*Problem statement*.
Copy every record below exactly.

*Dataset entries*.

## start

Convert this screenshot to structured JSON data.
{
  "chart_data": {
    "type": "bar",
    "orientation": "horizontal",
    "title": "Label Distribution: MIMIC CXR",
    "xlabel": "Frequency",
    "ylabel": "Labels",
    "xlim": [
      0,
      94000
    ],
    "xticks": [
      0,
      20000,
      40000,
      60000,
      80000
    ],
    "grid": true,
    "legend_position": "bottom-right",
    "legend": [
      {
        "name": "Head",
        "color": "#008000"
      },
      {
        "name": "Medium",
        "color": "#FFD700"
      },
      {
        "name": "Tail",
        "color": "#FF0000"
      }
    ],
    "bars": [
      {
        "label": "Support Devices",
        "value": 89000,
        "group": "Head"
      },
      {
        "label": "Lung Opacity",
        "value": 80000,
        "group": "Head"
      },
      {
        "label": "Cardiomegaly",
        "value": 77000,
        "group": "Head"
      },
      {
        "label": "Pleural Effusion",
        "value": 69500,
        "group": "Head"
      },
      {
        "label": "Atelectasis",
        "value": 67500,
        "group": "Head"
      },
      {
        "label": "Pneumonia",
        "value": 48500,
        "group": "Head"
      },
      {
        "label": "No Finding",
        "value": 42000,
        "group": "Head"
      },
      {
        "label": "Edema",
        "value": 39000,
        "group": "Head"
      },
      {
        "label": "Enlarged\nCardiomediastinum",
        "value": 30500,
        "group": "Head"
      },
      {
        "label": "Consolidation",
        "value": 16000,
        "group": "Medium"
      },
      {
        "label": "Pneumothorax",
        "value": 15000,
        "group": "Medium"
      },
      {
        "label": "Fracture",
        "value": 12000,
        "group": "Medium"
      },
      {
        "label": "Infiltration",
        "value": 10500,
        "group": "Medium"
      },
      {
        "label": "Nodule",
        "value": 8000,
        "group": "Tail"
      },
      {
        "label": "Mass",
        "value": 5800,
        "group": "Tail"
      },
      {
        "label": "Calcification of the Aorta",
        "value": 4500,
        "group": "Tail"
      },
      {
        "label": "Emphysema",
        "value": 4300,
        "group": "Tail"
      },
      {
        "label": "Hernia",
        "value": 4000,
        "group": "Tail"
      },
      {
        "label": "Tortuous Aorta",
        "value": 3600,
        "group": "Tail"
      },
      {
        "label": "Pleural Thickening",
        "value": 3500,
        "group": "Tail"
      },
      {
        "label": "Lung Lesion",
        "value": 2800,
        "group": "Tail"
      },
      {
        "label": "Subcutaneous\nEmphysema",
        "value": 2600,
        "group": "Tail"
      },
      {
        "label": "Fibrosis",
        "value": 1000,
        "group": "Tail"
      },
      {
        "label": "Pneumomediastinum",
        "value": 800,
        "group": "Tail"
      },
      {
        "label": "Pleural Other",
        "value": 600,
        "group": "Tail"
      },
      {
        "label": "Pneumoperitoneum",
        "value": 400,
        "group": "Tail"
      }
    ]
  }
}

## end

*Worked solution*.
Convert this screenshot to structured JSON data.
{
  "chart_data": {
    "type": "bar",
    "orientation": "horizontal",
    "title": "Label Distribution: MIMIC CXR",
    "xlabel": "Frequency",
    "ylabel": "Labels",
    "xlim": [
      0,
      94000
    ],
    "xticks": [
      0,
      20000,
      40000,
      60000,
      80000
    ],
    "grid": true,
    "legend_position": "bottom-right",
    "legend": [
      {
        "name": "Head",
        "color": "#008000"
      },
      {
        "name": "Medium",
        "color": "#FFD700"
      },
      {
        "name": "Tail",
        "color": "#FF0000"
      }
    ],
    "bars": [
      {
        "label": "Support Devices",
        "value": 89000,
        "group": "Head"
      },
      {
        "label": "Lung Opacity",
        "value": 80000,
        "group": "Head"
      },
      {
        "label": "Cardiomegaly",
        "value": 77000,
        "group": "Head"
      },
      {
        "label": "Pleural Effusion",
        "value": 69500,
        "group": "Head"
      },
      {
        "label": "Atelectasis",
        "value": 67500,
        "group": "Head"
      },
      {
        "label": "Pneumonia",
        "value": 48500,
        "group": "Head"
      },
      {
        "label": "No Finding",
        "value": 42000,
        "group": "Head"
      },
      {
        "label": "Edema",
        "value": 39000,
        "group": "Head"
      },
      {
        "label": "Enlarged\nCardiomediastinum",
        "value": 30500,
        "group": "Head"
      },
      {
        "label": "Consolidation",
        "value": 16000,
        "group": "Medium"
      },
      {
        "label": "Pneumothorax",
        "value": 15000,
        "group": "Medium"
      },
      {
        "label": "Fracture",
        "value": 12000,
        "group": "Medium"
      },
      {
        "label": "Infiltration",
        "value": 10500,
        "group": "Medium"
      },
      {
        "label": "Nodule",
        "value": 8000,
        "group": "Tail"
      },
      {
        "label": "Mass",
        "value": 5800,
        "group": "Tail"
      },
      {
        "label": "Calcification of the Aorta",
        "value": 4500,
        "group": "Tail"
      },
      {
        "label": "Emphysema",
        "value": 4300,
        "group": "Tail"
      },
      {
        "label": "Hernia",
        "value": 4000,
        "group": "Tail"
      },
      {
        "label": "Tortuous Aorta",
        "value": 3600,
        "group": "Tail"
      },
      {
        "label": "Pleural Thickening",
        "value": 3500,
        "group": "Tail"
      },
      {
        "label": "Lung Lesion",
        "value": 2800,
        "group": "Tail"
      },
      {
        "label": "Subcutaneous\nEmphysema",
        "value": 2600,
        "group": "Tail"
      },
      {
        "label": "Fibrosis",
        "value": 1000,
        "group": "Tail"
      },
      {
        "label": "Pneumomediastinum",
        "value": 800,
        "group": "Tail"
      },
      {
        "label": "Pleural Other",
        "value": 600,
        "group": "Tail"
      },
      {
        "label": "Pneumoperitoneum",
        "value": 400,
        "group": "Tail"
      }
    ]
  }
}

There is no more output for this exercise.